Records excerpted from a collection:
==========

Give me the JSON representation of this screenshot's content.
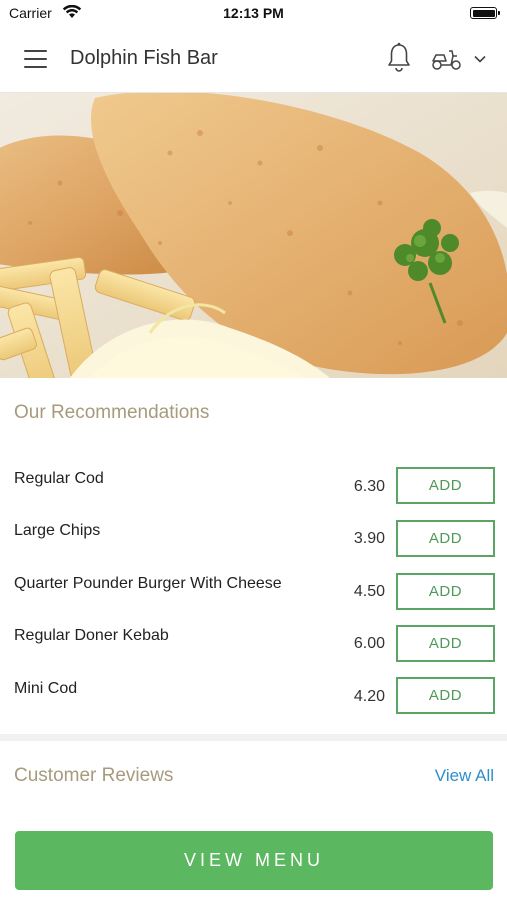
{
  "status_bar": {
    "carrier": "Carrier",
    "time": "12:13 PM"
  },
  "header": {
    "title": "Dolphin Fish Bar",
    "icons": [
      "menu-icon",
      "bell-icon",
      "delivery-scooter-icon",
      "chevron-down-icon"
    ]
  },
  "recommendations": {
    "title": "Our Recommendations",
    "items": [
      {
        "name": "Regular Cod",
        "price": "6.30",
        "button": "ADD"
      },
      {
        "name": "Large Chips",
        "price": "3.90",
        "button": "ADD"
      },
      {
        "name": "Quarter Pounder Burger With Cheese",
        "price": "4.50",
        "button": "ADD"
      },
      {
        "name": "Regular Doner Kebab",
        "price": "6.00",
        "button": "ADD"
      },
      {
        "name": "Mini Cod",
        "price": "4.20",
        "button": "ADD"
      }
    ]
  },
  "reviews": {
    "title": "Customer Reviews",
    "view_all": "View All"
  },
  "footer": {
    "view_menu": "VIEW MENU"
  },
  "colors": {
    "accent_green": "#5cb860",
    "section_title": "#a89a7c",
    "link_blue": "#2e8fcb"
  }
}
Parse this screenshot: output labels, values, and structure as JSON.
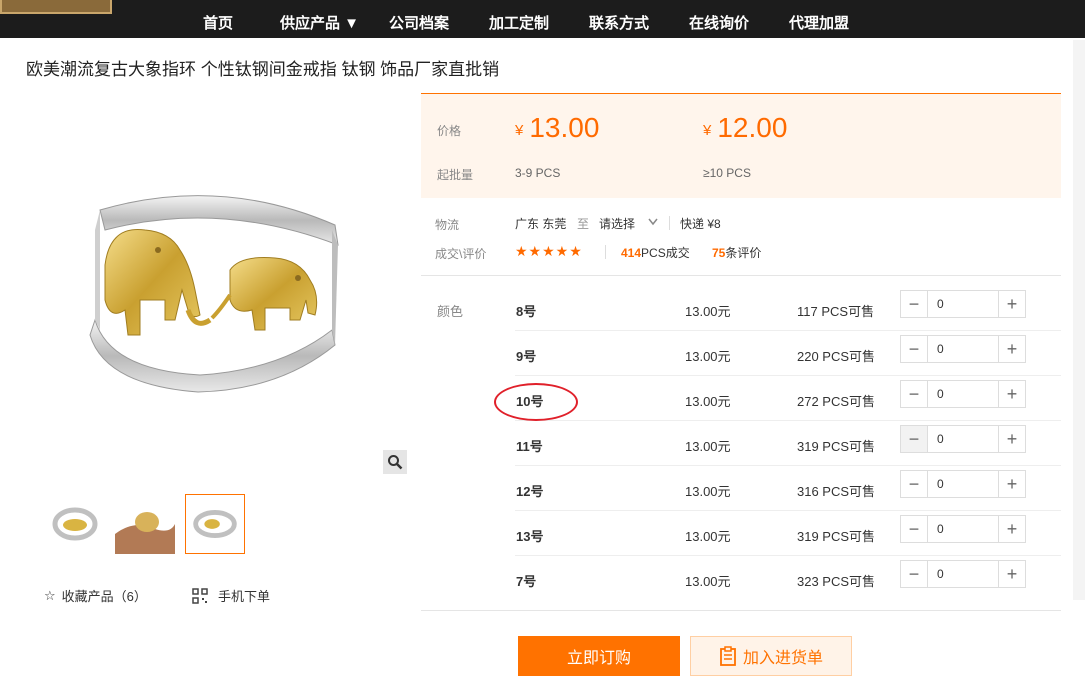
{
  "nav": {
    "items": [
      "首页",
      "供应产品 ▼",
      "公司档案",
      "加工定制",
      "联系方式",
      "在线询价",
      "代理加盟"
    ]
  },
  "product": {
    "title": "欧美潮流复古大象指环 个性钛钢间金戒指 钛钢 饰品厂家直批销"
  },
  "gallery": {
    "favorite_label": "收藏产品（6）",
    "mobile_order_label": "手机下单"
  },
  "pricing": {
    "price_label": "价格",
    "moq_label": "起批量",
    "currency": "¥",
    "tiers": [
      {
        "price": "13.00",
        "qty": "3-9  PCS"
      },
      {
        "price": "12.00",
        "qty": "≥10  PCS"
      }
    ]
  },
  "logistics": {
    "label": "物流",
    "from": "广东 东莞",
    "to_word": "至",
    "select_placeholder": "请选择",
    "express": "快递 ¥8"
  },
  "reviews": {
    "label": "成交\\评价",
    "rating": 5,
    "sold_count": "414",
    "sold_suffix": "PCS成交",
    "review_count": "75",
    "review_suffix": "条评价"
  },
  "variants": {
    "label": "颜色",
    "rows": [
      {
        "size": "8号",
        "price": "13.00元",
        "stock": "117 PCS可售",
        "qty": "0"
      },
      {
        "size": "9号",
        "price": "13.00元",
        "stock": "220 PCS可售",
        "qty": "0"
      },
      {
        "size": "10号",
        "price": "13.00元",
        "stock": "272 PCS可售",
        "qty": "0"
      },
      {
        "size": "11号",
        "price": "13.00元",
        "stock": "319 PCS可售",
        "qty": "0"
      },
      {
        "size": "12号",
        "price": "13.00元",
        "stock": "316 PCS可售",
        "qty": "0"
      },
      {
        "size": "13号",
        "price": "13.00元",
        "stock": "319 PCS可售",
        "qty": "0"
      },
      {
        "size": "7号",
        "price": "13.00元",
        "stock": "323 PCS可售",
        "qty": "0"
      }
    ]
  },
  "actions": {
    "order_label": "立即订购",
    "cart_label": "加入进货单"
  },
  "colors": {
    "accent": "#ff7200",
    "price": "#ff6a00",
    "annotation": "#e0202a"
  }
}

==========

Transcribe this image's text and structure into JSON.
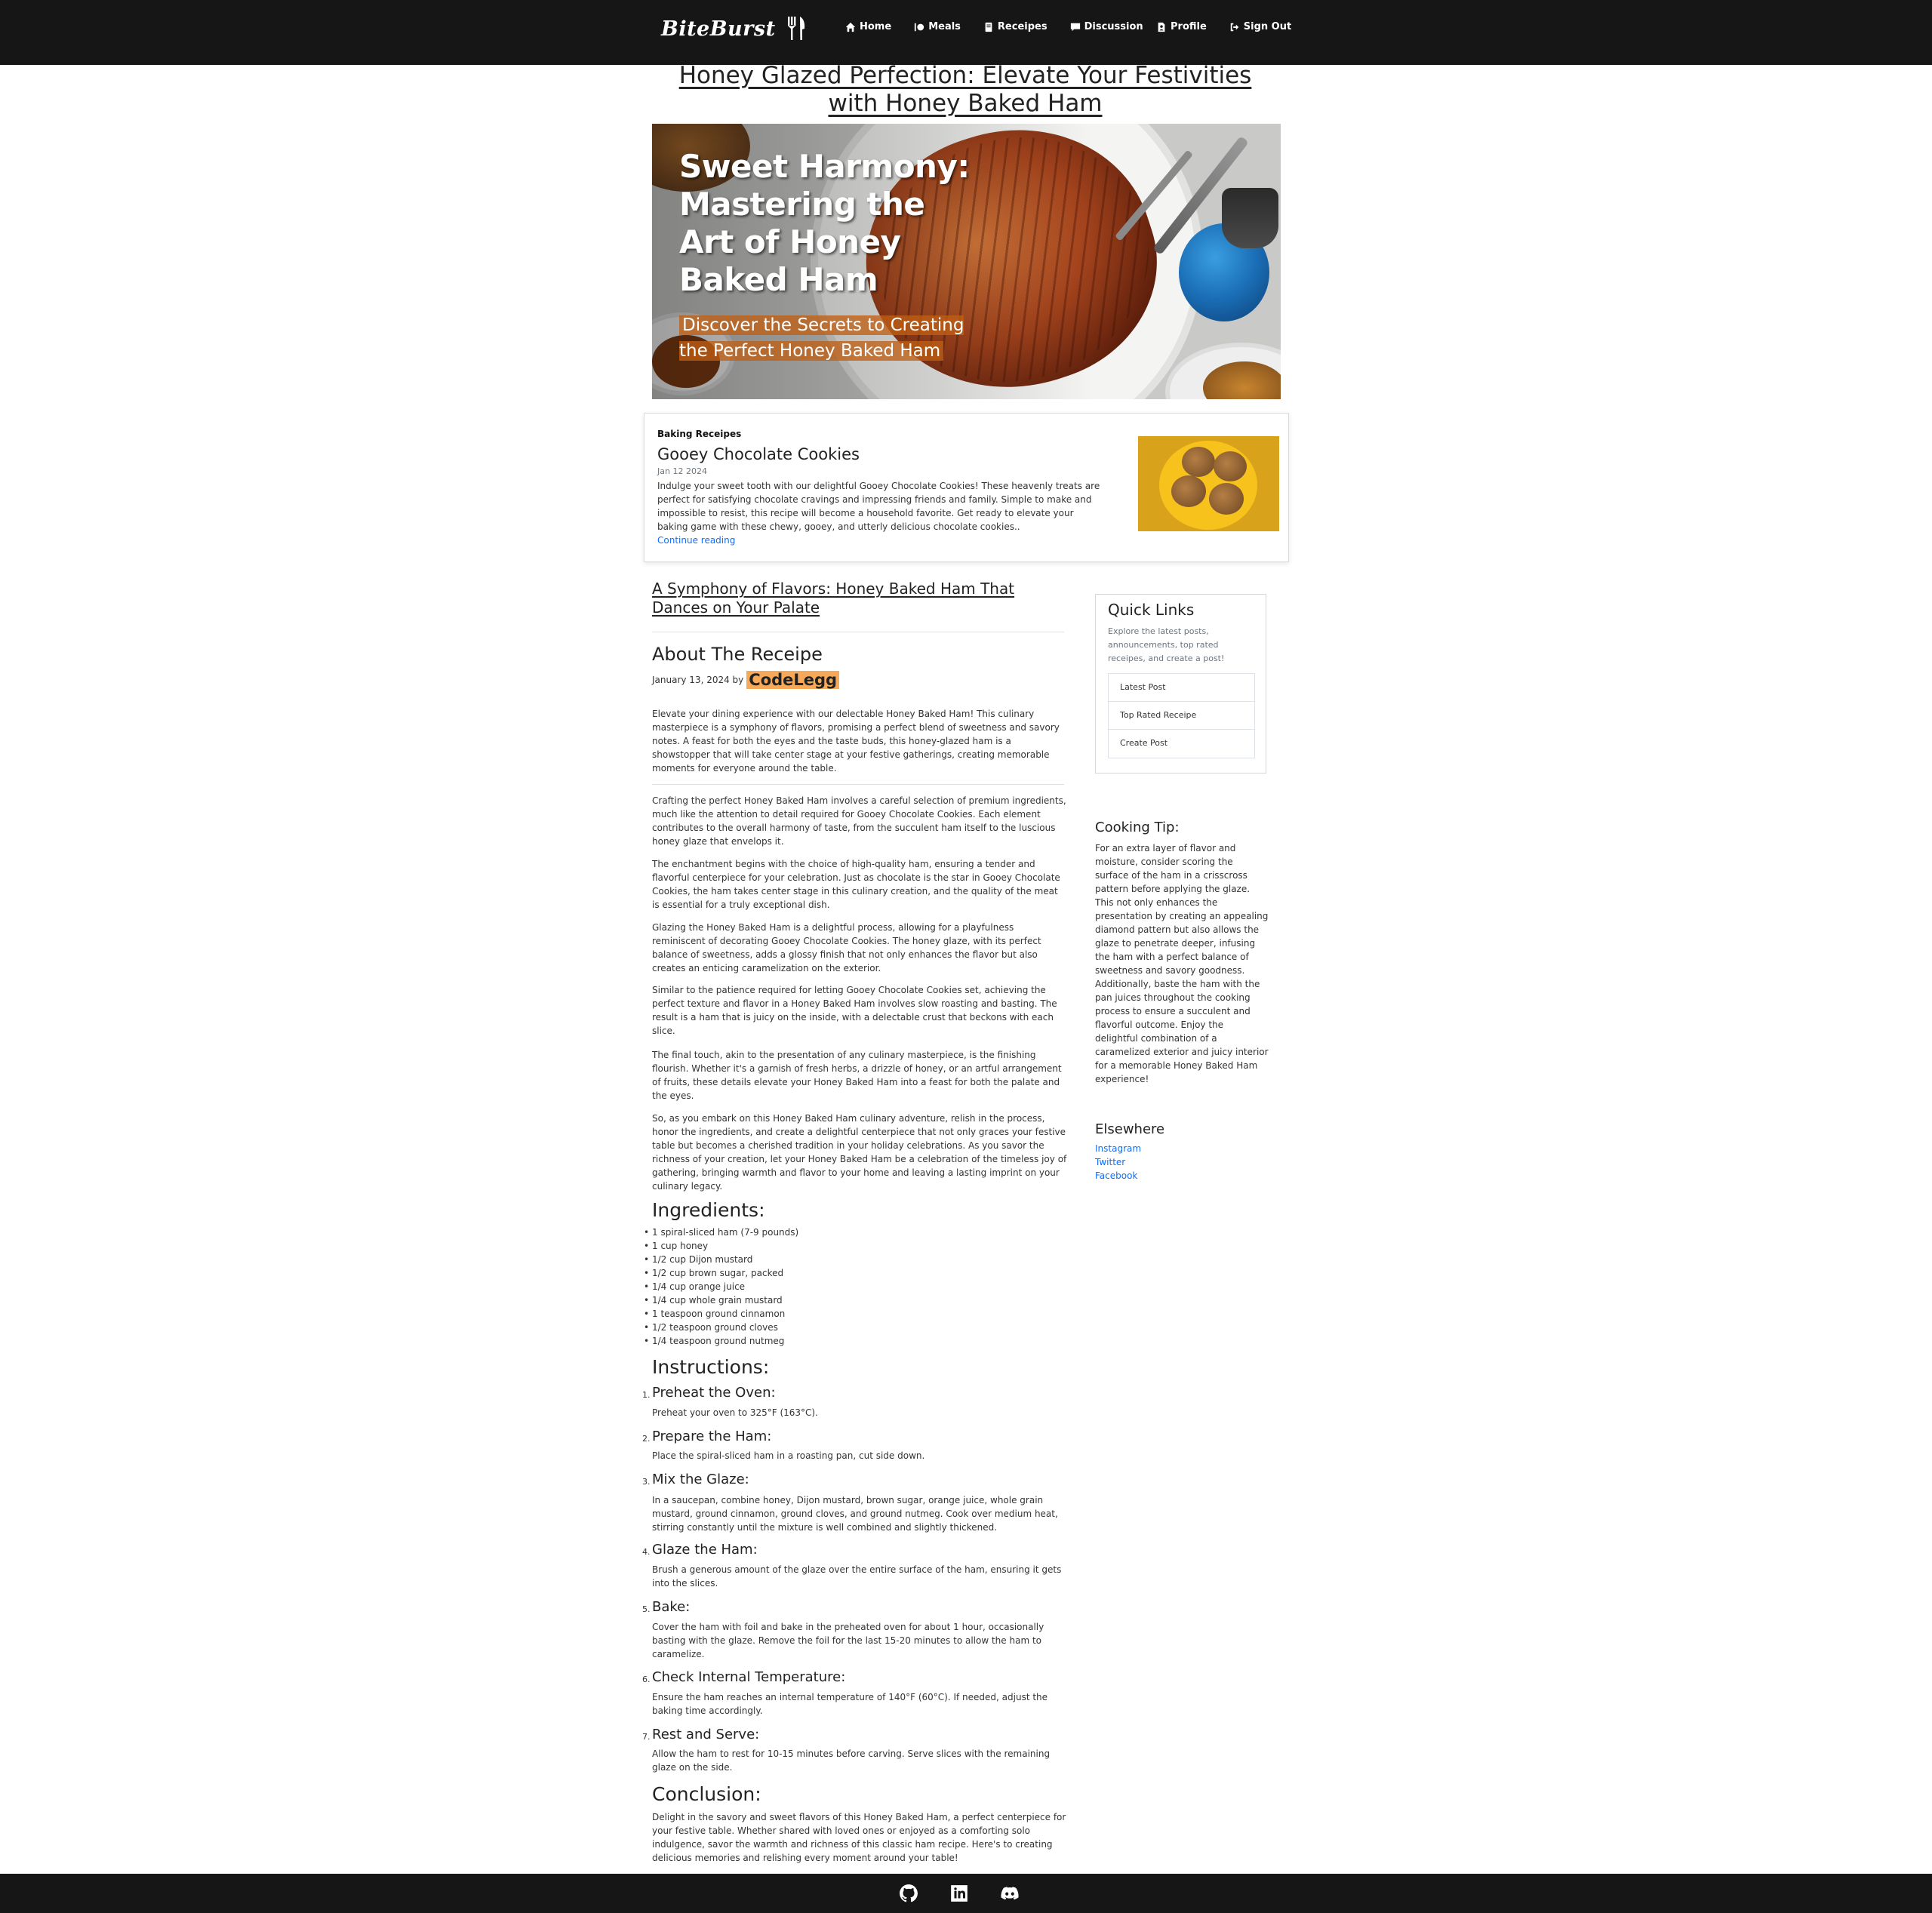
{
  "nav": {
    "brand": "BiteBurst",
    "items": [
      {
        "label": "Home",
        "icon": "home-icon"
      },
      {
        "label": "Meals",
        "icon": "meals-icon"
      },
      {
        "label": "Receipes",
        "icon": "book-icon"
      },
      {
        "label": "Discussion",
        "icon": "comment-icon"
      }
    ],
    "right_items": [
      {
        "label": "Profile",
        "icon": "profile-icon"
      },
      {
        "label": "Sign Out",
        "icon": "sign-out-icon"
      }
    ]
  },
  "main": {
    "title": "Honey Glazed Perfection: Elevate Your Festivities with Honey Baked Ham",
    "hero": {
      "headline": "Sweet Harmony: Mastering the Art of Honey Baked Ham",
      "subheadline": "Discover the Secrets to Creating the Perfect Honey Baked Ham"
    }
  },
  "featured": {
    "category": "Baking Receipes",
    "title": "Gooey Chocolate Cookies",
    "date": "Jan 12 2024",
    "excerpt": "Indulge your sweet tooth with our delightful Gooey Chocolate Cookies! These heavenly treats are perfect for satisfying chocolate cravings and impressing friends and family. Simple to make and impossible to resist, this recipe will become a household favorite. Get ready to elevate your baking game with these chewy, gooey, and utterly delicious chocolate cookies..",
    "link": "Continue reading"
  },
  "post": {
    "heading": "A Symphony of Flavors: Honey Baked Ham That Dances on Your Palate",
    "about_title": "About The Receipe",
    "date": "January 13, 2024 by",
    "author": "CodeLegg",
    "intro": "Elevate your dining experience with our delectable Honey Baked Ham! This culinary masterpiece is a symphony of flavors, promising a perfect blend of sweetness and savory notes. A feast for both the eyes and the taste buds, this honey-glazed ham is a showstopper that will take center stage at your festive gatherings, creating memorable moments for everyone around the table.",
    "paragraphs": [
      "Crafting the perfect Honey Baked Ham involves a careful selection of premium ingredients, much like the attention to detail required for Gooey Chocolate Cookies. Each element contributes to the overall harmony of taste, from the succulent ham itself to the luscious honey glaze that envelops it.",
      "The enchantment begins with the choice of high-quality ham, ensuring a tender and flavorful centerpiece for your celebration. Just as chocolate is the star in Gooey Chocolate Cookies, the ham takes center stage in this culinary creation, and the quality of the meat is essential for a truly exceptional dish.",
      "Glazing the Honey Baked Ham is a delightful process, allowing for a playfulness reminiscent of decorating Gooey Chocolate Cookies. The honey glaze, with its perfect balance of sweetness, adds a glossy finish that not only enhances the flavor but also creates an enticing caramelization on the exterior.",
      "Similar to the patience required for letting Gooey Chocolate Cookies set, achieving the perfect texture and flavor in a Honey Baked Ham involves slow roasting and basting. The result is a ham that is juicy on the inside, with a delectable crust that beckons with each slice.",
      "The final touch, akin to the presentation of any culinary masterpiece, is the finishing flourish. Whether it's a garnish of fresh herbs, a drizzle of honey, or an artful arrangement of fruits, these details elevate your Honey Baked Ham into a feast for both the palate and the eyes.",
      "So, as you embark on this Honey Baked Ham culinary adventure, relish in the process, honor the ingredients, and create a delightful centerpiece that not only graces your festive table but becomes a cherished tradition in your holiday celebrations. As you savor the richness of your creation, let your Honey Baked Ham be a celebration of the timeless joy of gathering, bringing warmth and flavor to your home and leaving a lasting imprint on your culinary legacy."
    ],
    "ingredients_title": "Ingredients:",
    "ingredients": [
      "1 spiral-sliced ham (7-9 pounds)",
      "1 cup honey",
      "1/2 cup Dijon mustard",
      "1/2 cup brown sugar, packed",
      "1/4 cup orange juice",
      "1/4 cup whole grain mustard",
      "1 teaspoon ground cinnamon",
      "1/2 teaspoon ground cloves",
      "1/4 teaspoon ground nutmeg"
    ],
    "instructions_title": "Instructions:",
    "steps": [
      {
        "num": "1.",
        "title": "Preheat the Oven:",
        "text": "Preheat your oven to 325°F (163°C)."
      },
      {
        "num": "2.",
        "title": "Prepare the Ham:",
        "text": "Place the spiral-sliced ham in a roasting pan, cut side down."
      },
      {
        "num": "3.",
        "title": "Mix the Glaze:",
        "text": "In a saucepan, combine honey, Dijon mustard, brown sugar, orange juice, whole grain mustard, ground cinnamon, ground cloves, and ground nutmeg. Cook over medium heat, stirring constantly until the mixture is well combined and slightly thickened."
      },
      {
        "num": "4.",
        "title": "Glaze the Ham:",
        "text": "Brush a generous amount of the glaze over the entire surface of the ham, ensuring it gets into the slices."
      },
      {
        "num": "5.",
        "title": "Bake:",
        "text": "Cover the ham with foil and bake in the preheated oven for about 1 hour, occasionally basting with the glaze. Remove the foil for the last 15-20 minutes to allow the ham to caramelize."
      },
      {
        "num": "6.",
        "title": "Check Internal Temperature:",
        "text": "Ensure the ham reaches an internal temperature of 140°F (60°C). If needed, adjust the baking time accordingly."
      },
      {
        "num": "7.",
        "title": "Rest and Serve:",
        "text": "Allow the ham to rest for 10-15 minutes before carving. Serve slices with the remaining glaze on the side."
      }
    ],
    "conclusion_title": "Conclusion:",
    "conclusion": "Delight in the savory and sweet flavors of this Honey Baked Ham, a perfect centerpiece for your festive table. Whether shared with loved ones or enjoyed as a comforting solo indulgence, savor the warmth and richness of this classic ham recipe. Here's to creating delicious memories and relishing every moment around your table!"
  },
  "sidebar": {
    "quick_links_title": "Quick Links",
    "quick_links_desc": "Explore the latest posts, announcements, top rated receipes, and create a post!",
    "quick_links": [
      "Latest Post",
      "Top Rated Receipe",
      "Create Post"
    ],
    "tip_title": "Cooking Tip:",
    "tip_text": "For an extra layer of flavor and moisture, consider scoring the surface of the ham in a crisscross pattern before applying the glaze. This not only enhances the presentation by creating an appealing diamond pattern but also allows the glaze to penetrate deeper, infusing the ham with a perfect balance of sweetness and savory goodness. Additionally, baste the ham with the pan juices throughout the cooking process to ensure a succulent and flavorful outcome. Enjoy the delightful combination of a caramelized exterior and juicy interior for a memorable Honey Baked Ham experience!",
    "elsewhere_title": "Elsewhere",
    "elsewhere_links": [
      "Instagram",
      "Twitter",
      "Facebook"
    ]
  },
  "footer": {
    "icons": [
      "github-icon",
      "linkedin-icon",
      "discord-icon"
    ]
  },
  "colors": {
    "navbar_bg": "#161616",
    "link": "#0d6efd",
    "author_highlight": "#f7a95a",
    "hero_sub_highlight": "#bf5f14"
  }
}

==========

WORK TO BE COMPLETED: Report the number of lines containing the string "cinnamon" and add nothing to it.

FULL OUTPUT: 2